### GIVEN INFORMATION

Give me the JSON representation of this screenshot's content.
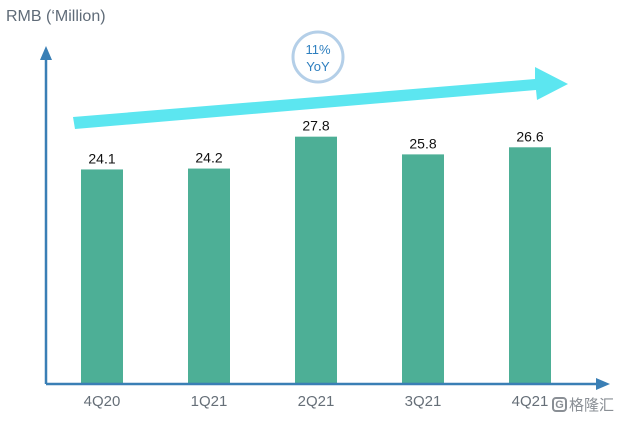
{
  "chart_data": {
    "type": "bar",
    "categories": [
      "4Q20",
      "1Q21",
      "2Q21",
      "3Q21",
      "4Q21"
    ],
    "values": [
      24.1,
      24.2,
      27.8,
      25.8,
      26.6
    ],
    "value_labels": [
      "24.1",
      "24.2",
      "27.8",
      "25.8",
      "26.6"
    ],
    "ylabel": "RMB (‘Million)",
    "xlabel": "",
    "ylim": [
      0,
      36
    ],
    "grid": false,
    "bar_color": "#4daf96",
    "axis_color": "#3a7fb5",
    "trend_annotation": {
      "line1": "11%",
      "line2": "YoY",
      "arrow_color": "#5ce6f0",
      "circle_color": "#b4cfe8"
    }
  },
  "watermark": {
    "logo_glyph": "G",
    "text": "格隆汇"
  }
}
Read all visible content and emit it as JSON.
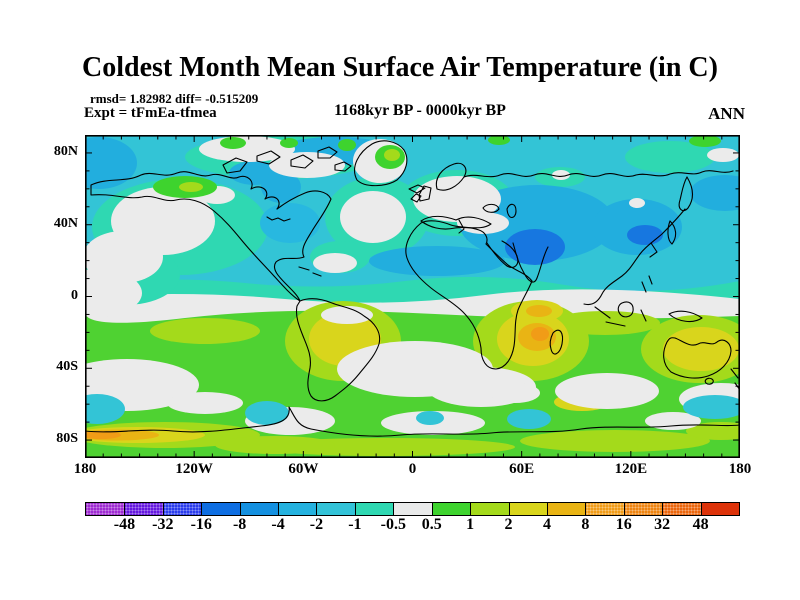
{
  "title": "Coldest Month Mean Surface Air Temperature (in C)",
  "header": {
    "stats_line": "rmsd= 1.82982 diff= -0.515209",
    "expt_line": "Expt = tFmEa-tfmea",
    "period": "1168kyr BP - 0000kyr BP",
    "season": "ANN"
  },
  "axes": {
    "lat_labels": [
      "80N",
      "40N",
      "0",
      "40S",
      "80S"
    ],
    "lon_labels": [
      "180",
      "120W",
      "60W",
      "0",
      "60E",
      "120E",
      "180"
    ]
  },
  "colorbar_labels": [
    "-48",
    "-32",
    "-16",
    "-8",
    "-4",
    "-2",
    "-1",
    "-0.5",
    "0.5",
    "1",
    "2",
    "4",
    "8",
    "16",
    "32",
    "48"
  ],
  "chart_data": {
    "type": "heatmap",
    "subtype": "filled-contour world map (equirectangular projection)",
    "title": "Coldest Month Mean Surface Air Temperature (in C)",
    "stats": {
      "rmsd": 1.82982,
      "diff": -0.515209
    },
    "experiment": "tFmEa-tfmea",
    "comparison": "1168kyr BP - 0000kyr BP",
    "season": "ANN",
    "units": "C",
    "x_axis": {
      "label": "longitude",
      "tick_labels": [
        "180",
        "120W",
        "60W",
        "0",
        "60E",
        "120E",
        "180"
      ],
      "range_deg": [
        -180,
        180
      ],
      "minor_tick_interval_deg": 10,
      "major_tick_interval_deg": 60
    },
    "y_axis": {
      "label": "latitude",
      "tick_labels": [
        "80N",
        "40N",
        "0",
        "40S",
        "80S"
      ],
      "range_deg": [
        -90,
        90
      ],
      "minor_tick_interval_deg": 10,
      "major_tick_interval_deg": 40
    },
    "colorbar": {
      "levels": [
        -48,
        -32,
        -16,
        -8,
        -4,
        -2,
        -1,
        -0.5,
        0.5,
        1,
        2,
        4,
        8,
        16,
        32,
        48
      ],
      "colors": [
        "#9f2ad2",
        "#6517e0",
        "#2a3cee",
        "#0e6ee2",
        "#1490e0",
        "#25b2df",
        "#33c3d8",
        "#2fd8b2",
        "#e9eaea",
        "#3ed32e",
        "#a4da1b",
        "#d9d51c",
        "#e9b414",
        "#f19c17",
        "#ef8410",
        "#ec660c",
        "#dd330a"
      ],
      "textured_segments": [
        true,
        true,
        true,
        false,
        false,
        false,
        false,
        false,
        false,
        false,
        false,
        false,
        false,
        true,
        true,
        true,
        false
      ]
    },
    "regions": [
      {
        "region": "Most Northern Hemisphere oceans and continents",
        "anomaly_C": "-2 to -0.5 (cyan/teal)"
      },
      {
        "region": "Central Asia, Tibet/India, NW Pacific, Arctic Ocean, Bering Sea, N Africa band",
        "anomaly_C": "-4 to -2 (blue)"
      },
      {
        "region": "NE Pacific, N Atlantic, Europe/Mediterranean, Canadian Arctic, Greenland coast, equatorial band",
        "anomaly_C": "-0.5 to 0.5 (white)"
      },
      {
        "region": "South Alaska coast, Greenland interior, scattered Arctic spots",
        "anomaly_C": "0.5 to 2 (green)"
      },
      {
        "region": "Southern Hemisphere oceans 0-30S and 50-70S",
        "anomaly_C": "0.5 to 2 (green/yellow-green)"
      },
      {
        "region": "South America, southern Africa and Australia interiors",
        "anomaly_C": "2 to 4 (yellow)"
      },
      {
        "region": "Southern Africa core, East Africa, streaks near 65S",
        "anomaly_C": "4 to 16 (gold/orange)"
      },
      {
        "region": "Southern mid-latitude ocean bands ~30-50S and patches off Antarctica",
        "anomaly_C": "-0.5 to 0.5 (white)"
      },
      {
        "region": "Small seas near Antarctica",
        "anomaly_C": "-2 to -1 (cyan patches)"
      }
    ]
  }
}
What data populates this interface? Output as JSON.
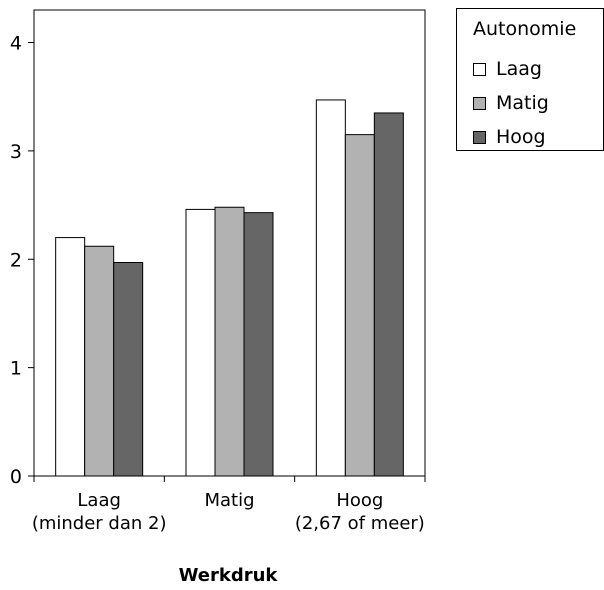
{
  "chart_data": {
    "type": "bar",
    "categories": [
      "Laag\n(minder dan 2)",
      "Matig",
      "Hoog\n(2,67 of meer)"
    ],
    "series": [
      {
        "name": "Laag",
        "color": "#ffffff",
        "values": [
          2.2,
          2.46,
          3.47
        ]
      },
      {
        "name": "Matig",
        "color": "#b2b2b2",
        "values": [
          2.12,
          2.48,
          3.15
        ]
      },
      {
        "name": "Hoog",
        "color": "#666666",
        "values": [
          1.97,
          2.43,
          3.35
        ]
      }
    ],
    "yticks": [
      "0",
      "1",
      "2",
      "3",
      "4"
    ],
    "ylim": [
      0,
      4.3
    ],
    "xlabel": "Werkdruk",
    "ylabel": "",
    "legend_title": "Autonomie",
    "legend_position": "top-right",
    "grid": false
  }
}
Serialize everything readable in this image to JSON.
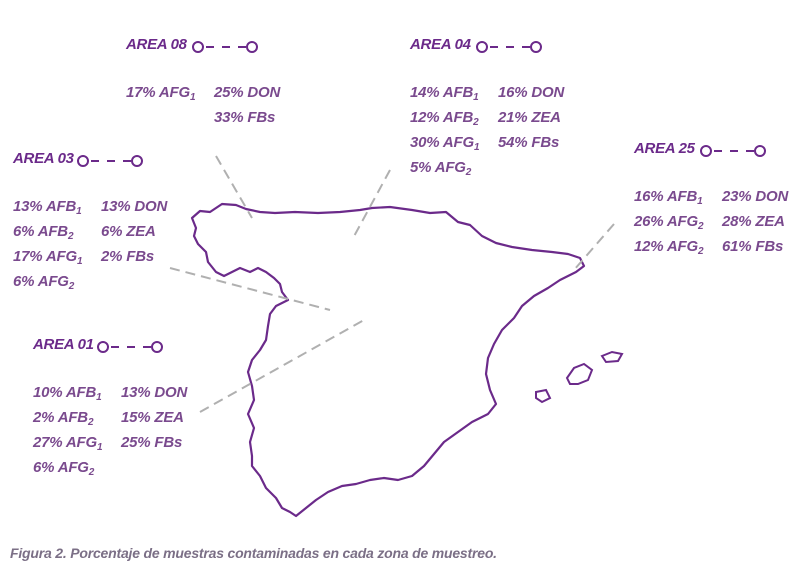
{
  "colors": {
    "title": "#6b2a8a",
    "text": "#7a4a8e",
    "map_outline": "#6b2a8a",
    "leader": "#b0b0b0",
    "caption": "#7b6f86"
  },
  "areas": [
    {
      "title": "AREA 08",
      "col1": [
        {
          "pct": "17%",
          "code": "AFG",
          "sub": "1"
        }
      ],
      "col2": [
        {
          "pct": "25%",
          "code": "DON",
          "sub": ""
        },
        {
          "pct": "33%",
          "code": "FBs",
          "sub": ""
        }
      ]
    },
    {
      "title": "AREA 04",
      "col1": [
        {
          "pct": "14%",
          "code": "AFB",
          "sub": "1"
        },
        {
          "pct": "12%",
          "code": "AFB",
          "sub": "2"
        },
        {
          "pct": "30%",
          "code": "AFG",
          "sub": "1"
        },
        {
          "pct": "5%",
          "code": "AFG",
          "sub": "2"
        }
      ],
      "col2": [
        {
          "pct": "16%",
          "code": "DON",
          "sub": ""
        },
        {
          "pct": "21%",
          "code": "ZEA",
          "sub": ""
        },
        {
          "pct": "54%",
          "code": "FBs",
          "sub": ""
        }
      ]
    },
    {
      "title": "AREA 03",
      "col1": [
        {
          "pct": "13%",
          "code": "AFB",
          "sub": "1"
        },
        {
          "pct": "6%",
          "code": "AFB",
          "sub": "2"
        },
        {
          "pct": "17%",
          "code": "AFG",
          "sub": "1"
        },
        {
          "pct": "6%",
          "code": "AFG",
          "sub": "2"
        }
      ],
      "col2": [
        {
          "pct": "13%",
          "code": "DON",
          "sub": ""
        },
        {
          "pct": "6%",
          "code": "ZEA",
          "sub": ""
        },
        {
          "pct": "2%",
          "code": "FBs",
          "sub": ""
        }
      ]
    },
    {
      "title": "AREA 25",
      "col1": [
        {
          "pct": "16%",
          "code": "AFB",
          "sub": "1"
        },
        {
          "pct": "26%",
          "code": "AFG",
          "sub": "2"
        },
        {
          "pct": "12%",
          "code": "AFG",
          "sub": "2"
        }
      ],
      "col2": [
        {
          "pct": "23%",
          "code": "DON",
          "sub": ""
        },
        {
          "pct": "28%",
          "code": "ZEA",
          "sub": ""
        },
        {
          "pct": "61%",
          "code": "FBs",
          "sub": ""
        }
      ]
    },
    {
      "title": "AREA 01",
      "col1": [
        {
          "pct": "10%",
          "code": "AFB",
          "sub": "1"
        },
        {
          "pct": "2%",
          "code": "AFB",
          "sub": "2"
        },
        {
          "pct": "27%",
          "code": "AFG",
          "sub": "1"
        },
        {
          "pct": "6%",
          "code": "AFG",
          "sub": "2"
        }
      ],
      "col2": [
        {
          "pct": "13%",
          "code": "DON",
          "sub": ""
        },
        {
          "pct": "15%",
          "code": "ZEA",
          "sub": ""
        },
        {
          "pct": "25%",
          "code": "FBs",
          "sub": ""
        }
      ]
    }
  ],
  "caption": "Figura 2. Porcentaje de muestras contaminadas en cada zona de muestreo."
}
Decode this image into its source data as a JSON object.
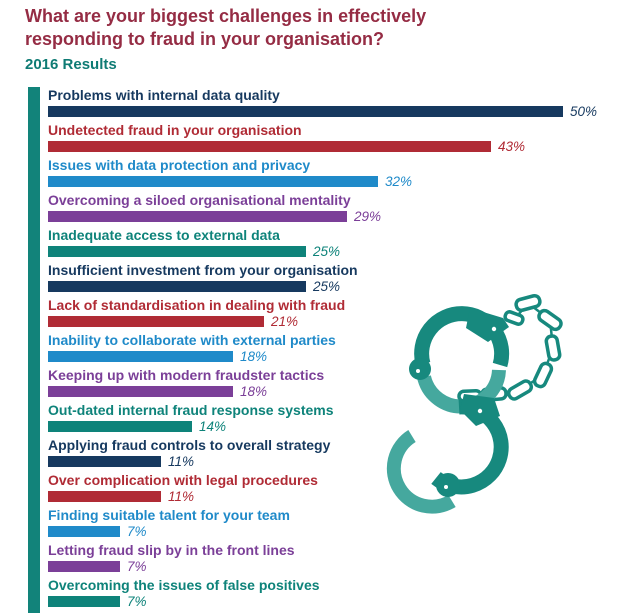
{
  "page": {
    "background": "#FFFFFF",
    "title_color": "#952C44",
    "subtitle_color": "#0E7B74",
    "accent_teal": "#12837A"
  },
  "chart_data": {
    "type": "bar",
    "orientation": "horizontal",
    "title": "What are your biggest challenges in effectively responding to fraud in your organisation?",
    "subtitle": "2016 Results",
    "value_suffix": "%",
    "xlim": [
      0,
      50
    ],
    "grid": false,
    "legend": false,
    "palette": [
      "#16395F",
      "#B02B35",
      "#1F8AC9",
      "#7B3F98",
      "#0E837A"
    ],
    "rows": [
      {
        "label": "Problems with internal data quality",
        "value": 50,
        "color": "#16395F"
      },
      {
        "label": "Undetected fraud in your organisation",
        "value": 43,
        "color": "#B02B35"
      },
      {
        "label": "Issues with data protection and privacy",
        "value": 32,
        "color": "#1F8AC9"
      },
      {
        "label": "Overcoming a siloed organisational mentality",
        "value": 29,
        "color": "#7B3F98"
      },
      {
        "label": "Inadequate access to external data",
        "value": 25,
        "color": "#0E837A"
      },
      {
        "label": "Insufficient investment from your organisation",
        "value": 25,
        "color": "#16395F"
      },
      {
        "label": "Lack of standardisation in dealing with fraud",
        "value": 21,
        "color": "#B02B35"
      },
      {
        "label": "Inability to collaborate with external parties",
        "value": 18,
        "color": "#1F8AC9"
      },
      {
        "label": "Keeping up with modern fraudster tactics",
        "value": 18,
        "color": "#7B3F98"
      },
      {
        "label": "Out-dated internal fraud response systems",
        "value": 14,
        "color": "#0E837A"
      },
      {
        "label": "Applying fraud controls to overall strategy",
        "value": 11,
        "color": "#16395F"
      },
      {
        "label": "Over complication with legal procedures",
        "value": 11,
        "color": "#B02B35"
      },
      {
        "label": "Finding suitable talent for your team",
        "value": 7,
        "color": "#1F8AC9"
      },
      {
        "label": "Letting fraud slip by in the front lines",
        "value": 7,
        "color": "#7B3F98"
      },
      {
        "label": "Overcoming the issues of false positives",
        "value": 7,
        "color": "#0E837A"
      }
    ]
  },
  "illustration": {
    "name": "handcuffs",
    "dark_teal": "#17897E",
    "light_teal": "#45A89E"
  }
}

### WHAT IS BEING ASKED
Copy every line that includes the string "external" from the material above.

### FINISHED EXERCISE
        "label": "Inadequate access to external data",
        "label": "Inability to collaborate with external parties",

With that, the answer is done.